[Structured figure records]
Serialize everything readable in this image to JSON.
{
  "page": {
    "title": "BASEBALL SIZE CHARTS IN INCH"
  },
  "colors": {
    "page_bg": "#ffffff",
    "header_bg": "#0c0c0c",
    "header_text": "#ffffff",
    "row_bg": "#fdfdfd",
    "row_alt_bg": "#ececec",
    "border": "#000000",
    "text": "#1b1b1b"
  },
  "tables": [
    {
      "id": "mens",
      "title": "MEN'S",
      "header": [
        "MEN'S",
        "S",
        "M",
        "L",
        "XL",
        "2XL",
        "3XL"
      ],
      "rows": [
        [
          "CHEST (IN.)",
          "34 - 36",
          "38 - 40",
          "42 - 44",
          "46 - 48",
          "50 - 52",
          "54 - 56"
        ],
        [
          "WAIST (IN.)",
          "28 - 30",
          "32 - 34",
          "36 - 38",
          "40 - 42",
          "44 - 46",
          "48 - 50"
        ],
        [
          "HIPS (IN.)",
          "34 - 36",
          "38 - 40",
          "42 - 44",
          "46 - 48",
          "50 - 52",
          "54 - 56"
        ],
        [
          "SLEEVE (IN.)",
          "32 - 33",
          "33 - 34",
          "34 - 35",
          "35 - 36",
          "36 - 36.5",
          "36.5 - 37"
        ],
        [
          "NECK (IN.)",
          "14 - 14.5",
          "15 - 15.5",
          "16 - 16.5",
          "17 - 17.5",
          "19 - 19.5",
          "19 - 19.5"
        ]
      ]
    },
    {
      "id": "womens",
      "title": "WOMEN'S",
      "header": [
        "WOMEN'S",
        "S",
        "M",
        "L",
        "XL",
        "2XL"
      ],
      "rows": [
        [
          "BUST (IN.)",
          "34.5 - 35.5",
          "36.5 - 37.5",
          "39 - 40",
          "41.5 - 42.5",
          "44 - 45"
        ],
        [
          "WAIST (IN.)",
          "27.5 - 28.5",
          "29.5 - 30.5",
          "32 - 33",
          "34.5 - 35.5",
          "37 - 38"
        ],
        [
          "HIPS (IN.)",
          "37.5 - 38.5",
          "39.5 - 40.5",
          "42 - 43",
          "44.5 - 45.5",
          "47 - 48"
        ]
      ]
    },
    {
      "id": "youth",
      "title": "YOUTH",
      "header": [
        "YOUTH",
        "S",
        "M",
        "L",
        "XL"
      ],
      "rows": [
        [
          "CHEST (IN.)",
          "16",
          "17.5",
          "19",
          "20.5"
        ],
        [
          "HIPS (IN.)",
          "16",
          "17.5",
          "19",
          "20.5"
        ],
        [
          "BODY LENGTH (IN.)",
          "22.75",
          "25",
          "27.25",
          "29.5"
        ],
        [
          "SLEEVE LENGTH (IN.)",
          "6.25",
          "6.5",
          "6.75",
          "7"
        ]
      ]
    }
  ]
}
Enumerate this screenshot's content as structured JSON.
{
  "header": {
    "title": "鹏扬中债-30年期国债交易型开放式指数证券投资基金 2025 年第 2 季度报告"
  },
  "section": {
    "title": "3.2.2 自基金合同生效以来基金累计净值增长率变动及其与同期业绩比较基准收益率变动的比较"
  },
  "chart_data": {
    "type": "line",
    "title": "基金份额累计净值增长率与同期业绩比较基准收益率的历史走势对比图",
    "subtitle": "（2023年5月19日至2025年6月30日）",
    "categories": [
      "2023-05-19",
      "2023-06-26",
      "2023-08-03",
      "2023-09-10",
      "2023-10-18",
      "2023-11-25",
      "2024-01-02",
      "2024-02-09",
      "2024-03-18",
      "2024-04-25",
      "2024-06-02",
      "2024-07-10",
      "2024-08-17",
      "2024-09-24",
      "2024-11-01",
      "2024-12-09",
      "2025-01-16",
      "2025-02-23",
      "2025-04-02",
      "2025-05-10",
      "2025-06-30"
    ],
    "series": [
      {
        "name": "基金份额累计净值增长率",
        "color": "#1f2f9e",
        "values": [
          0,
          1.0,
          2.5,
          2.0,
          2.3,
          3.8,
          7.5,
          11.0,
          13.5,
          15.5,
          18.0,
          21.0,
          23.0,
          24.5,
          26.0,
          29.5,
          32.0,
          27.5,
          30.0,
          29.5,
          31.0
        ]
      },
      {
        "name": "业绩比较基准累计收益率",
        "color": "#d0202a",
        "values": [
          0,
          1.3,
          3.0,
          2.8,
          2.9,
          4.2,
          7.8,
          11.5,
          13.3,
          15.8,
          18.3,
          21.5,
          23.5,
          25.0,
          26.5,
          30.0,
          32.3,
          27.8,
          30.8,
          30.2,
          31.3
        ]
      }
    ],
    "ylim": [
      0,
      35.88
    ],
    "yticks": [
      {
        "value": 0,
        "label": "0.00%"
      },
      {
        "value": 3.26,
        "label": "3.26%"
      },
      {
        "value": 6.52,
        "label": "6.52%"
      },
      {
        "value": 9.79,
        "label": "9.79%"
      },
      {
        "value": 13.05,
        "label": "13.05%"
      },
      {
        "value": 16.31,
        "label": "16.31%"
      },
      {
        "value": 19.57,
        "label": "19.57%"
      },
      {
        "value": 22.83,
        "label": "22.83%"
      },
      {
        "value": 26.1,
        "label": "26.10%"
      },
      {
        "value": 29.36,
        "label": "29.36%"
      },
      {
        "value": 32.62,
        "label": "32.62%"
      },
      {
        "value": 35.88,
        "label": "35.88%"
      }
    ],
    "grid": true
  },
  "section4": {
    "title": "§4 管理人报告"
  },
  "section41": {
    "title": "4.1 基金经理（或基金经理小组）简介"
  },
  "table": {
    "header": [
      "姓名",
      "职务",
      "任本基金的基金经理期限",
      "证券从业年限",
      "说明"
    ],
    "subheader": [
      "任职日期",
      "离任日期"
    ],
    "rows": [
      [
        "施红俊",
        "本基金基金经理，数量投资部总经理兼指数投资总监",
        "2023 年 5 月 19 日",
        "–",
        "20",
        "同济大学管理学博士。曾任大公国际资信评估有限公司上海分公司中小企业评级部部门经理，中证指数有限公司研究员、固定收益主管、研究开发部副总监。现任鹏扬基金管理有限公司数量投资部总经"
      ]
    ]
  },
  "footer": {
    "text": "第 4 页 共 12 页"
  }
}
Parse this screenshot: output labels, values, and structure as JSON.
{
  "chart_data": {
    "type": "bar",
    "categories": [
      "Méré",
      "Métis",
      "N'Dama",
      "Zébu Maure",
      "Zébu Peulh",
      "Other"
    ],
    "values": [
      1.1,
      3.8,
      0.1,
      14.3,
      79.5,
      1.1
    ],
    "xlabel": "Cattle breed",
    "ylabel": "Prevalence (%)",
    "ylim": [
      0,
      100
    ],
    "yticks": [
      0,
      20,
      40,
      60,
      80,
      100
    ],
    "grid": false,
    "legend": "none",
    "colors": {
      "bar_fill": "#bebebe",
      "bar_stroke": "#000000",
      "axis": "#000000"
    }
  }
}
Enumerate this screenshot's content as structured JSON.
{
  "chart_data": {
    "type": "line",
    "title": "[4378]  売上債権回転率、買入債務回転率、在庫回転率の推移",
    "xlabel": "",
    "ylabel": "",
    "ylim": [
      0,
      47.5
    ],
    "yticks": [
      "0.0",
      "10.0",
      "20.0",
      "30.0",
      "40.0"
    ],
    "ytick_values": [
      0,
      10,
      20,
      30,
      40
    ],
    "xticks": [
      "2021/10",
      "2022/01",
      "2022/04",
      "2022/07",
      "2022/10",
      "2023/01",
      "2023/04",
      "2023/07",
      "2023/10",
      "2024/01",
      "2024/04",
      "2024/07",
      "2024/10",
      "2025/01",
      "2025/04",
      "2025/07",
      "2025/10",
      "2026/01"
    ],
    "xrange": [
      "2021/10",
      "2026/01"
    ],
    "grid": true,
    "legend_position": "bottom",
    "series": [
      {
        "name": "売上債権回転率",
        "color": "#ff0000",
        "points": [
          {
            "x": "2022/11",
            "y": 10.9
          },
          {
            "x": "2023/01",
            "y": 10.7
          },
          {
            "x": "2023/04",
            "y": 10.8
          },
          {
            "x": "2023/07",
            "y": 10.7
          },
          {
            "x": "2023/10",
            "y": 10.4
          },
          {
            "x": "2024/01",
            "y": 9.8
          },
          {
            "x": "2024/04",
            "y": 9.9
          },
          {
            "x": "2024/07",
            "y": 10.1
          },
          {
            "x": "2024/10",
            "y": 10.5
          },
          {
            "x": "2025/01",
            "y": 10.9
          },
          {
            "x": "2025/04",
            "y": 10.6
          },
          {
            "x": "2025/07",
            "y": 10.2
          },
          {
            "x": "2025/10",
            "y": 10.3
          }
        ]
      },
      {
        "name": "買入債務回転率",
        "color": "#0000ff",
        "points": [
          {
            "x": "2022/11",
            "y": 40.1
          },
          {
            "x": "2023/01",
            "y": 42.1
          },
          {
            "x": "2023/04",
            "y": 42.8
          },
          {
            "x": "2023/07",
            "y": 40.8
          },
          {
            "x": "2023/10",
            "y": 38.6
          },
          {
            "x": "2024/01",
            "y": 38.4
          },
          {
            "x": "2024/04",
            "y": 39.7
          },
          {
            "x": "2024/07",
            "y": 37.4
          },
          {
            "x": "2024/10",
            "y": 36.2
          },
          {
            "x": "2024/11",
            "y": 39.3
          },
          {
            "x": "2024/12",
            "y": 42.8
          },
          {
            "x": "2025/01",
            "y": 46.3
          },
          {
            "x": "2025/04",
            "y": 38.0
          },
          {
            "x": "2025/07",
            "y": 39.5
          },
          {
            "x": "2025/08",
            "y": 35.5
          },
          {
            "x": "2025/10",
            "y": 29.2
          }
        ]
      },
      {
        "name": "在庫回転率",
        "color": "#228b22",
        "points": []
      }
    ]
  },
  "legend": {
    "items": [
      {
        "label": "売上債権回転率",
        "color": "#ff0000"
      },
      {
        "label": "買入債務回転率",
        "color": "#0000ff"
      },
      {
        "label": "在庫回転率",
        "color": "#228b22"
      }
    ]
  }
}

EXERCISE
List all lines from the entries that include the word "name".

EXPECTED ANSWER
        "name": "基金份额累计净值增长率",
        "name": "业绩比较基准累计收益率",
        "name": "売上債権回転率",
        "name": "買入債務回転率",
        "name": "在庫回転率",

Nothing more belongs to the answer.